> **TASK DESCRIPTION**
Every record must be written out once more, with nothing added or omitted.

[start]

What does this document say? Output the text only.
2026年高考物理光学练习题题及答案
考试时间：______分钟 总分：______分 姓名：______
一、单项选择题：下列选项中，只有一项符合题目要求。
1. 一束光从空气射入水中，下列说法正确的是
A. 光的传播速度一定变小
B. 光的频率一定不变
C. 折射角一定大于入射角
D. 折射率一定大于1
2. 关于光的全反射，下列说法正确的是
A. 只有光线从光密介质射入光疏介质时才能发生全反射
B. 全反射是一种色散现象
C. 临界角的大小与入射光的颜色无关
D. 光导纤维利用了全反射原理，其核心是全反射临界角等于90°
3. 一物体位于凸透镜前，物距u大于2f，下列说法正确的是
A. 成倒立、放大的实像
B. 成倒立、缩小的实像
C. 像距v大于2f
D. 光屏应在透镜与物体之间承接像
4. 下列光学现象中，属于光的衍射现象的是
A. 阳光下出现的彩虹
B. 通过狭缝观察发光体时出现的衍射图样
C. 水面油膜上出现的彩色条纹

[end]

> **THE SOLUTION**
What does this document say? Output the text only.
2026年高考物理光学练习题题及答案
考试时间：______分钟 总分：______分 姓名：______
一、单项选择题：下列选项中，只有一项符合题目要求。
1. 一束光从空气射入水中，下列说法正确的是
A. 光的传播速度一定变小
B. 光的频率一定不变
C. 折射角一定大于入射角
D. 折射率一定大于1
2. 关于光的全反射，下列说法正确的是
A. 只有光线从光密介质射入光疏介质时才能发生全反射
B. 全反射是一种色散现象
C. 临界角的大小与入射光的颜色无关
D. 光导纤维利用了全反射原理，其核心是全反射临界角等于90°
3. 一物体位于凸透镜前，物距u大于2f，下列说法正确的是
A. 成倒立、放大的实像
B. 成倒立、缩小的实像
C. 像距v大于2f
D. 光屏应在透镜与物体之间承接像
4. 下列光学现象中，属于光的衍射现象的是
A. 阳光下出现的彩虹
B. 通过狭缝观察发光体时出现的衍射图样
C. 水面油膜上出现的彩色条纹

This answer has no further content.